= THE REQUEST =
Pick out the lines below that contain the string "Tempo" and copy them all.

Items from a figure collection
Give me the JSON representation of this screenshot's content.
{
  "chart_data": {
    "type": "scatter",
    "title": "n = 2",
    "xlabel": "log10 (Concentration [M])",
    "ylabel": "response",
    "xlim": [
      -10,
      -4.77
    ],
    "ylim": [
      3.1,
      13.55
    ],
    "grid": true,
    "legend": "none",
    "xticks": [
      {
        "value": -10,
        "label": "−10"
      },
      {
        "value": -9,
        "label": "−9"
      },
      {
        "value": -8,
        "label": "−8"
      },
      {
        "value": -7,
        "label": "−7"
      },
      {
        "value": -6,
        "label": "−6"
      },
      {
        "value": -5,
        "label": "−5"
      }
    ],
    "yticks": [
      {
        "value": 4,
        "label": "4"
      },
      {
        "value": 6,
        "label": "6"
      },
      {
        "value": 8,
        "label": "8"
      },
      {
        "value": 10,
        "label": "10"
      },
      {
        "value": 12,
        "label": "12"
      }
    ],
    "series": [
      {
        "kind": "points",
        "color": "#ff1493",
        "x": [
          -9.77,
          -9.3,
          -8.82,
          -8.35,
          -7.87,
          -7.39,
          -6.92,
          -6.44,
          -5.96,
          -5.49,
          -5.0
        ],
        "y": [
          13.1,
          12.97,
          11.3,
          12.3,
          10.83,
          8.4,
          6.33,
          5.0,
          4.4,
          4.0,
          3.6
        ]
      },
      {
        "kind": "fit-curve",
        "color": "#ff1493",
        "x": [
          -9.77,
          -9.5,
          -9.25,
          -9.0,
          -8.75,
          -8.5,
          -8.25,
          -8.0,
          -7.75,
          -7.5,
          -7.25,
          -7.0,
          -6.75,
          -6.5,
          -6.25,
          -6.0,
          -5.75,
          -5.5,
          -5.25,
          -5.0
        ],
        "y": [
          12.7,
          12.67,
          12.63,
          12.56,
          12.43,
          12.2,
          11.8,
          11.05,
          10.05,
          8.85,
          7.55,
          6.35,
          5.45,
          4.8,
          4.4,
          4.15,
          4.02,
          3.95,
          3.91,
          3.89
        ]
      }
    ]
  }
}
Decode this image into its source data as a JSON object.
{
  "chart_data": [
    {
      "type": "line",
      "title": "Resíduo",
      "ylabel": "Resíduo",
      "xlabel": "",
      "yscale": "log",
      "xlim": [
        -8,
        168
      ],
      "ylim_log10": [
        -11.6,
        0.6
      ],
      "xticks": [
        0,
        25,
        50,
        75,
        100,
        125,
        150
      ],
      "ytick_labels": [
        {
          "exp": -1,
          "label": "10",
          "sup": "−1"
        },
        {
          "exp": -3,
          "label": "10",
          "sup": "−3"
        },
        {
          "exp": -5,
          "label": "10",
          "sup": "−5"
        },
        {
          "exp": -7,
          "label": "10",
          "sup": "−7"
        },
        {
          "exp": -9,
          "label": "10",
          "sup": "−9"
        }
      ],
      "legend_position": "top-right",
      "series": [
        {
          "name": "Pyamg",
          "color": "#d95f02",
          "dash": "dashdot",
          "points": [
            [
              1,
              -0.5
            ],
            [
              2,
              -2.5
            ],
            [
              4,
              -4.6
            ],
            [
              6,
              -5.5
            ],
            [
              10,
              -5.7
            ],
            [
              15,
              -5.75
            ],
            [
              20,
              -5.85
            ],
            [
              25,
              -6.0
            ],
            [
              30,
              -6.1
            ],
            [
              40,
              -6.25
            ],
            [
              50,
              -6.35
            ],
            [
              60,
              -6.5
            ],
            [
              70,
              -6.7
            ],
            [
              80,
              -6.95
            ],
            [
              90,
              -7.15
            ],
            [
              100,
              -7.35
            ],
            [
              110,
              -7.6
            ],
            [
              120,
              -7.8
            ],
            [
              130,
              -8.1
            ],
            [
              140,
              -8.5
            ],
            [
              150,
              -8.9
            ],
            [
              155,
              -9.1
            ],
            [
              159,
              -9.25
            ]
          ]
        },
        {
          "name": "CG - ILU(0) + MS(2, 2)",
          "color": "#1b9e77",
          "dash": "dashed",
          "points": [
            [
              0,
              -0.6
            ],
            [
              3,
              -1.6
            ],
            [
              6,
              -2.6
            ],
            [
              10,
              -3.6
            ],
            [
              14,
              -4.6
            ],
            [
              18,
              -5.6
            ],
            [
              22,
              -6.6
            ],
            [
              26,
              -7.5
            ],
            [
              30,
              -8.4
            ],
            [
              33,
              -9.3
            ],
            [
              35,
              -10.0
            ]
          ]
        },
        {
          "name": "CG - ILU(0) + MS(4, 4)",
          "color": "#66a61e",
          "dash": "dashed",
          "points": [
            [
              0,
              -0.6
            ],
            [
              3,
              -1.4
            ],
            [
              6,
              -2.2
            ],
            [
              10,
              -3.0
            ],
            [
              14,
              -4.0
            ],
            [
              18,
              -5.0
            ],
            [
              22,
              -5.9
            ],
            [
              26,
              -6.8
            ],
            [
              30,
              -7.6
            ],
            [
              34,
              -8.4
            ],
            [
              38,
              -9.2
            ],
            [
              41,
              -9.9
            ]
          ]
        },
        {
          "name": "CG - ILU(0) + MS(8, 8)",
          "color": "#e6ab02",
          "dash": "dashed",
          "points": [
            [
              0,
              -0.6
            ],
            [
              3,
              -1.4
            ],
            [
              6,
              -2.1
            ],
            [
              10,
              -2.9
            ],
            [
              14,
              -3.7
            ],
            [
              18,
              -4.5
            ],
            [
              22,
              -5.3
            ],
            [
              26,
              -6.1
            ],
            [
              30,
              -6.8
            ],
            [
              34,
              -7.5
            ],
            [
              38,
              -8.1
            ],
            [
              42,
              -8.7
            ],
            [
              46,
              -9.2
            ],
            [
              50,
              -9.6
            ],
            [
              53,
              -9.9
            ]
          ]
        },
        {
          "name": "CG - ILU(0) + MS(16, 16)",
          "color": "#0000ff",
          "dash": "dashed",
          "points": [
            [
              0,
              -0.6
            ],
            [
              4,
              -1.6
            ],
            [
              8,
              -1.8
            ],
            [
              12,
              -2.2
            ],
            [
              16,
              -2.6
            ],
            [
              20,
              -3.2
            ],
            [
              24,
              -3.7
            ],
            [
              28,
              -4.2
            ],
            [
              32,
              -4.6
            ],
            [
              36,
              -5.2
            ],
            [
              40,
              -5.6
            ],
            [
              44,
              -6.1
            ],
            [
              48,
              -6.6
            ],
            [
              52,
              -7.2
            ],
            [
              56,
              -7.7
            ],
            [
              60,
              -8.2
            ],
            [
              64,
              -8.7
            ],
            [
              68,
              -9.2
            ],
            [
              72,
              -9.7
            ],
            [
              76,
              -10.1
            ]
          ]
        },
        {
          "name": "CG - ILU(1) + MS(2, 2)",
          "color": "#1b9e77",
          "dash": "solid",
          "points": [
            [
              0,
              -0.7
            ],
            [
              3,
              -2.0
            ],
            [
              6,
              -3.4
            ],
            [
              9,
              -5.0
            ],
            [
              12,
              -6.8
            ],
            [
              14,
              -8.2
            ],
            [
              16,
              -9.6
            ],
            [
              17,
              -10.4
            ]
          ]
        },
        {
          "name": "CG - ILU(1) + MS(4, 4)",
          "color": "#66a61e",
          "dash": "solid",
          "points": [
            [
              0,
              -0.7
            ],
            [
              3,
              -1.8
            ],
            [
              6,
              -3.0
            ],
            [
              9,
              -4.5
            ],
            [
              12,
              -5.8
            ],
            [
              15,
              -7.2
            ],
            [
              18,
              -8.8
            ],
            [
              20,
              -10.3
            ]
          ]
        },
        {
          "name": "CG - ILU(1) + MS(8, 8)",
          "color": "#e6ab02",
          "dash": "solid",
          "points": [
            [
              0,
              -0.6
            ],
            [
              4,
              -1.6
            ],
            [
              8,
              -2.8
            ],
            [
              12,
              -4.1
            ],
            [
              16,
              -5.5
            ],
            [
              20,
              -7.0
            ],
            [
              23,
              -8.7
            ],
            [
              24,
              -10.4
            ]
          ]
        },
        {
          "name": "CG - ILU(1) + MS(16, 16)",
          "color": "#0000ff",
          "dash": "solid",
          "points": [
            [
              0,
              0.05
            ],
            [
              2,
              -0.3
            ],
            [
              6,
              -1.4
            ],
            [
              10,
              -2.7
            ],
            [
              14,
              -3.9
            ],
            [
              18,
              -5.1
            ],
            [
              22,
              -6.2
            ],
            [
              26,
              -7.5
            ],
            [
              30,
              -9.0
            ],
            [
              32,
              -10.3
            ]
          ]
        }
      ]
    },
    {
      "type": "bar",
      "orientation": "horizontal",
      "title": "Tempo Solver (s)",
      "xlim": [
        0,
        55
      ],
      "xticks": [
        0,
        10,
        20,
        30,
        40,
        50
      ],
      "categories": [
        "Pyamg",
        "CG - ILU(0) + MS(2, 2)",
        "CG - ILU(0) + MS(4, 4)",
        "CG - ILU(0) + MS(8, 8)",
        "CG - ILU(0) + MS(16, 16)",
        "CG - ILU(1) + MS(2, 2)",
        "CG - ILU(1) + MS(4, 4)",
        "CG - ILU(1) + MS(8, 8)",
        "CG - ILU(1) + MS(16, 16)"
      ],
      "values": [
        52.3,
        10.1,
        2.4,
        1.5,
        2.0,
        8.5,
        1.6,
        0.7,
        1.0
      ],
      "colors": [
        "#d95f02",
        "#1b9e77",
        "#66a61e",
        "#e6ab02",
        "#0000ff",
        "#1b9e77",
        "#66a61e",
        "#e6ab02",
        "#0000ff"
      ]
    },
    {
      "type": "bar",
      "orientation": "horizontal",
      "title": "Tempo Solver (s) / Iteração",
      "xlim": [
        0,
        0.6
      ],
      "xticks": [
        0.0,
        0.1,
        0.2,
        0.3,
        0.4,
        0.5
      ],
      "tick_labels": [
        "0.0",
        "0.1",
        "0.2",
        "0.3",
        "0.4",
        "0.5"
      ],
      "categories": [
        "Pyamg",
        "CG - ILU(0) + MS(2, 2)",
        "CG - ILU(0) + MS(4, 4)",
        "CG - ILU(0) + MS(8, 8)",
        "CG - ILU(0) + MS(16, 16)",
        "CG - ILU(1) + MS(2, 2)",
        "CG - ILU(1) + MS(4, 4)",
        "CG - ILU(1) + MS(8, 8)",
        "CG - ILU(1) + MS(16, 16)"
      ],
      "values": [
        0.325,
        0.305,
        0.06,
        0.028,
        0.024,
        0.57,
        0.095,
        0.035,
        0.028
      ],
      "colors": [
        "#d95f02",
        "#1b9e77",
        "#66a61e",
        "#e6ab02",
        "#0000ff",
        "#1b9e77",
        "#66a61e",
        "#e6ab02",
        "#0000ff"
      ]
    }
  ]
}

= SOLUTION TO THE PROBLEM =
      "title": "Tempo Solver (s)",
      "title": "Tempo Solver (s) / Iteração",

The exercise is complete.